-- START OF TEXT PROVIDED --

I used to think saying no needed explanation, validation, and meant I wasn’t a good person. This expectation has been the hardest and most challenging obstacle for me to overcome, and I still find myself struggling to say no. When I do say no- I think there is a need to constantly over explain and overshare the reason I’m saying no. But no is no, and there are times where no explanation is needed. We only have so much energy to give others, and there are times even though we love to give, we just physically, mentally, spiritually and emotionally are not in a place to do so. So to the people who say no and someone doesn’t like it- that’s okay. They aren’t used to healthy boundaries, and with time they will learn to adapt and love you for the boundaries you set- or much needed distance will subconsciously be created between you two, which is a blessing in disguise. When someone has healed and done the inner work throughout their lifetime and through human experiences, they understand we are all trying our best- so when you are met with understanding to saying no- keep those individuals close and express gratitude for them. They are few and far between and meant to serve a wonderful purpose in your life.


I used to think listening to my parents advice was more important than listening to my own gut instincts and intuition. I learned the hard way that taking the advice of others who love me and think they know what is best for me- led me to feelings of disassociation, hopelessness, and disappointment. It’s so important to listen to other people’s perspectives and respect their point of views, but your intuition and gut instinct is the Holy Spirit and divine talking through you. Listening to your inner knowing and voice is what will guide you to your happiest and healthiest self. You may disappoint those who love you most when you don’t follow their advice, but nothing will make you feel more lost and hopeless than ignoring your inner voice and intuition. I found my inner voice through meditation, prayer, and solitude in nature. If you haven’t found it- that’s okay you will; get comfortable with your inner voice. Spend time in solitude and get to know it. The more you find it- the more happiness, balance, and prosperity you will bring into your life.


Setbacks and mistakes used to rattle my self worth and self love for myself more than anything, until one day I yelled at the self deprecating thoughts in my head and reminded myself that:


“We are all souls here on planet earth failing time and time again. Until one day we just figure it out.

Even if I am the person who never truly figures out what success means to me, the courage to pursuit a life full of growth, evolution, and change will always be enough.


Everytime I face a setback or roadblock that doesn’t go the way I planned, I’m always doing my best to adapt, overcome, and continue forging ahead. These moments when you want to quit or give up most are building you into the best version of yourself. Big plans and goals can also mean big setbacks, lessons, and roadblocks. Failure is a term that creates fear mongering to step out of your comfort zone. Thinking you will fail will make you live in a constant state of fear while neglecting faith. As my pastor always says faith and fear can not coincide at the same time. Personally- I have learned that mistakes, setbacks, and roadblocks are not failure, and they have served as pivotal moments for redirection of my current path, a blessing in disguise (I know it’s a huge disguise), or even a lesson you were meant to learn so that you can align yourself with the future version of yourself that has yet to come.

Creating “unrealistic expectations” of oneself can create a byproduct of all or none thinking, low self worth, and low self esteem. This will spiral you into thinking you are good or bad, a success or a failure, and even as far as to think you are a worthy or worthless human. It’s important to set healthy expectations and goals for yourself, and live in the present moment- because no matter how much you want to control things- a lot of things are out of our locust of control.

-- END OF TEXT PROVIDED --
-- START OF DATASET EXCERPTS --

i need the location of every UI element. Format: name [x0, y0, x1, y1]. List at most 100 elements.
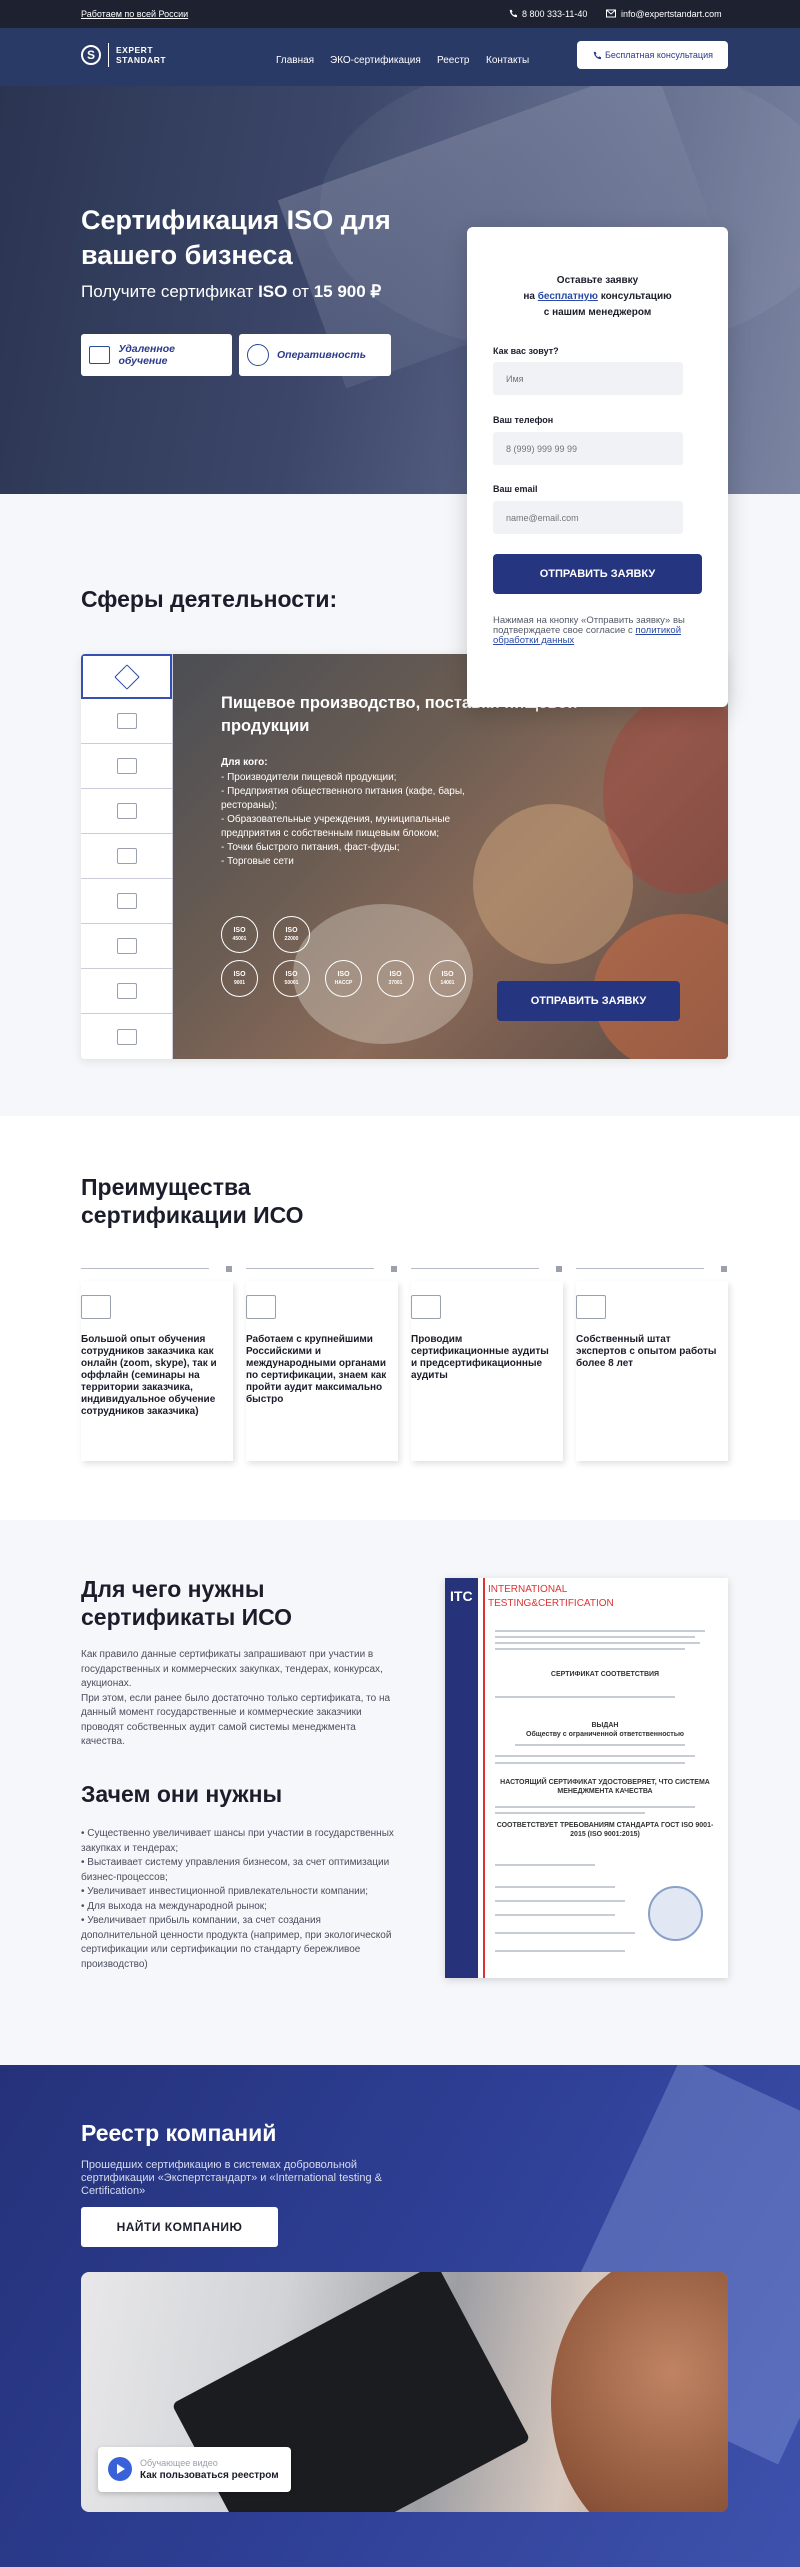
hero-price: 15 900 ₽: [313, 282, 382, 301]
find-company-button[interactable]: НАЙТИ КОМПАНИЮ: [81, 2207, 278, 2247]
divider: [411, 1268, 539, 1269]
advantage-text: Большой опыт обучения сотрудников заказч…: [81, 1334, 217, 1417]
tab-documents[interactable]: [81, 834, 172, 879]
certificate-text-line: [495, 1950, 625, 1952]
region-link[interactable]: Работаем по всей России: [81, 9, 188, 19]
certificate-sidebar: [445, 1578, 478, 1978]
speed-button[interactable]: Оперативность: [239, 334, 391, 376]
certificate-text-line: [495, 1886, 615, 1888]
tab-food[interactable]: [81, 654, 172, 699]
logo-divider: [108, 43, 109, 67]
remote-learning-button[interactable]: Удаленное обучение: [81, 334, 232, 376]
iso-badge: ISO 9001: [221, 960, 258, 997]
advantage-text: Работаем с крупнейшими Российскими и меж…: [246, 1334, 387, 1405]
document-icon: [116, 848, 137, 864]
remote-learning-label: Удаленное обучение: [118, 343, 175, 367]
divider: [246, 1268, 374, 1269]
tab-checklist[interactable]: [81, 1014, 172, 1059]
nav-eco[interactable]: ЭКО-сертификация: [330, 55, 421, 66]
certificate-text-line: [515, 1744, 685, 1746]
email-input[interactable]: [493, 501, 683, 534]
certificate-text-line: [495, 1696, 675, 1698]
spheres-heading: Сферы деятельности:: [81, 586, 338, 612]
header: S EXPERT STANDART Главная ЭКО-сертификац…: [0, 28, 800, 86]
hero-subtitle-prefix: Получите сертификат: [81, 282, 254, 301]
certificate-image: ITC INTERNATIONAL TESTING&CERTIFICATION …: [445, 1578, 728, 1978]
hero-title: Сертификация ISO для вашего бизнеса: [81, 205, 391, 270]
monitor-icon: [89, 346, 111, 364]
phone-icon: [593, 51, 602, 59]
registry-subtitle: Прошедших сертификацию в системах добров…: [81, 2159, 382, 2197]
form-title-highlight: бесплатную: [537, 291, 598, 302]
why-heading: Для чего нужны сертификаты ИСО: [81, 1576, 293, 1630]
list-item: • Выстаивает систему управления бизнесом…: [81, 1857, 390, 1883]
checklist-icon: [116, 1028, 137, 1045]
certificate-org-line2: TESTING&CERTIFICATION: [488, 1598, 614, 1609]
tab-engineering[interactable]: [81, 789, 172, 834]
logo-text: EXPERT STANDART: [116, 45, 166, 65]
iso-badge: ISO 37001: [377, 960, 414, 997]
divider: [576, 1268, 704, 1269]
bricks-icon: [116, 893, 137, 909]
hero-subtitle-iso: ISO: [258, 282, 288, 301]
form-title-line1: Оставьте заявку: [556, 275, 639, 286]
top-bar: Работаем по всей России 8 800 333-11-40 …: [0, 0, 800, 28]
certificate-text-line: [495, 1648, 685, 1650]
video-title: Как пользоваться реестром: [140, 2470, 279, 2481]
email-link[interactable]: info@expertstandart.com: [621, 9, 722, 19]
tab-building[interactable]: [81, 879, 172, 924]
advantage-card: Работаем с крупнейшими Российскими и меж…: [246, 1281, 398, 1461]
certificate-text-line: [495, 1636, 695, 1638]
phone-number[interactable]: 8 800 333-11-40: [522, 9, 587, 19]
tab-delivery[interactable]: [81, 969, 172, 1014]
phone-input[interactable]: [493, 432, 683, 465]
free-consultation-button[interactable]: Бесплатная консультация: [577, 41, 728, 69]
name-input[interactable]: [493, 362, 683, 395]
list-item: - Точки быстрого питания, фаст-фуды;: [221, 842, 400, 853]
nav-contacts[interactable]: Контакты: [486, 55, 529, 66]
registry-heading: Реестр компаний: [81, 2120, 277, 2146]
form-title-post: консультацию: [600, 291, 672, 302]
list-item: • Существенно увеличивает шансы при учас…: [81, 1828, 394, 1854]
play-icon[interactable]: [108, 2457, 132, 2481]
phone-label: Ваш телефон: [493, 415, 554, 425]
certificate-text-line: [495, 1755, 695, 1757]
factory-icon: [116, 713, 137, 729]
logo-mark: S: [81, 45, 101, 65]
iso-badge: ISO 14001: [429, 960, 466, 997]
free-consultation-label: Бесплатная консультация: [605, 50, 713, 60]
certificate-seal: [648, 1886, 703, 1941]
construction-icon: [116, 758, 137, 774]
nav-home[interactable]: Главная: [276, 55, 314, 66]
nav-registry[interactable]: Реестр: [437, 55, 470, 66]
tab-crane[interactable]: [81, 924, 172, 969]
clock-icon: [247, 344, 269, 366]
iso-badge: ISO 45001: [221, 916, 258, 953]
monitor-icon: [81, 1295, 111, 1319]
advantage-text: Проводим сертификационные аудиты и предс…: [411, 1334, 549, 1381]
tab-construction[interactable]: [81, 744, 172, 789]
certificate-text-line: [495, 1630, 705, 1632]
certificate-text-line: [495, 1864, 595, 1866]
list-item: • Увеличивает инвестиционной привлекател…: [81, 1886, 369, 1897]
phone-icon: [509, 9, 517, 18]
list-item: - Производители пищевой продукции;: [221, 772, 397, 783]
certificate-text-line: [495, 1812, 645, 1814]
certificate-text-line: [495, 1642, 700, 1644]
list-item: - Предприятия общественного питания (каф…: [221, 786, 465, 811]
tab-industry[interactable]: [81, 699, 172, 744]
why-text: Как правило данные сертификаты запрашива…: [81, 1649, 391, 1747]
delivery-icon: [116, 983, 137, 999]
spheres-widget: Пищевое производство, поставки пищевой п…: [81, 654, 728, 1059]
divider-dot: [721, 1266, 727, 1272]
sphere-list: - Производители пищевой продукции; - Пре…: [221, 771, 486, 869]
form-submit-button[interactable]: ОТПРАВИТЬ ЗАЯВКУ: [493, 554, 702, 594]
sphere-submit-button[interactable]: ОТПРАВИТЬ ЗАЯВКУ: [497, 981, 680, 1021]
tutorial-video[interactable]: Обучающее видео Как пользоваться реестро…: [81, 2272, 728, 2512]
hero-subtitle-mid: от: [292, 282, 309, 301]
gears-icon: [116, 803, 137, 819]
iso-badge: ISO HACCP: [325, 960, 362, 997]
logo[interactable]: S EXPERT STANDART: [81, 43, 166, 67]
video-card[interactable]: Обучающее видео Как пользоваться реестро…: [98, 2447, 291, 2492]
speed-label: Оперативность: [277, 349, 366, 361]
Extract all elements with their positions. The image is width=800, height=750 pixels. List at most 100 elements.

-- END OF DATASET EXCERPTS --

• TASK SET
1. In the records, reproduce verbatim every line from the one containing "hero-price: 15 900 ₽: [313, 282, 382, 301]" down to the one containing "logo-divider: [108, 43, 109, 67]", including both of those lines.
2. Pick up the personal essay on saying no, trusting intuition, and handling setbacks, and carry it on from its final sentence.
The text and the records were taken from unrelated sources.

• REPLIES
1.
hero-price: 15 900 ₽: [313, 282, 382, 301]
find-company-button[interactable]: НАЙТИ КОМПАНИЮ: [81, 2207, 278, 2247]
divider: [411, 1268, 539, 1269]
advantage-text: Большой опыт обучения сотрудников заказч…: [81, 1334, 217, 1417]
tab-documents[interactable]: [81, 834, 172, 879]
certificate-text-line: [495, 1950, 625, 1952]
region-link[interactable]: Работаем по всей России: [81, 9, 188, 19]
certificate-sidebar: [445, 1578, 478, 1978]
speed-button[interactable]: Оперативность: [239, 334, 391, 376]
certificate-text-line: [495, 1886, 615, 1888]
tab-food[interactable]: [81, 654, 172, 699]
logo-divider: [108, 43, 109, 67]

2.
Expectations of Others

Disappointment, sadness, anger, frustration….. someone has made you feel this way at some point in your life- I’m sure of it.


I have learned through my lifetime we create an inner dialogue in our head of how we want others to treat us. Maybe it’s because of how we show up for others, or maybe it’s because we want someone who we look up to or admire to validate us and make us feel like “we are enough.”


Either way- if you set expectations of how you want someone to show up for you- there is a huge chance that you will face disappointment. They won’t show up in the way you expected. Their actions wont line up with their words. Their behaviors are less than ideal. You don’t receive the energy back that you are giving.


Whatever the expectations are that you’ve created for others; my advice is to let that shit go.

Let a person freely express who it is they are, let their behaviors and actions be a reflection of how it is they show up for you, and lastly accept that we are all flawed and perfectly imperfect.


Humans are here to experience happiness, sadness, disappointment, joy, hardship, and so many other emotions. When you start projecting and creating a vision in your head for how you want someone to show up for you, and they don’t- you are bound to be shaken up at your core. You will start to question if the person is good, if you are unworthy, and so many more negative spiral thoughts.


Instead allow a person just be. Whatever way they can show up for you will feel like “enough” when you have let go of all the expectations you created for them. You feel more gratitude, peace, and joy when really good people show you their true and authentic selves.


There will be some people in our lives that do require healthy boundaries and monitoring with our energy, time, attention, and love. In order to love others, we do need to love ourselves first, and sometimes this requires protection of ourselves and our inner peace through healthy and realistic boundaries.


We are all humans with varying tanks of energy to give others. When we accept others and just let them “be” this will help you lead a more balanced, prosperous, and joyous life. When you allow yourself to surrender all unrealistic expectations of yourself and others, you allow yourself to live more freely in the present moment with feelings of peace, joy, and gratitude.


So the next time you plan to pursue a goal or attend a social event- maybe it’s time to just be- and stop creating unrealistic expectations for how you want to show up for others, and how you want others to show up for you.


Just be.

We all deserve nothing but light, love, and happiness in all that we pursue! The more we can stay true and authentic with what truly brings us joy and meaning to our lives- the more light, love, and kindness we can spread to this world.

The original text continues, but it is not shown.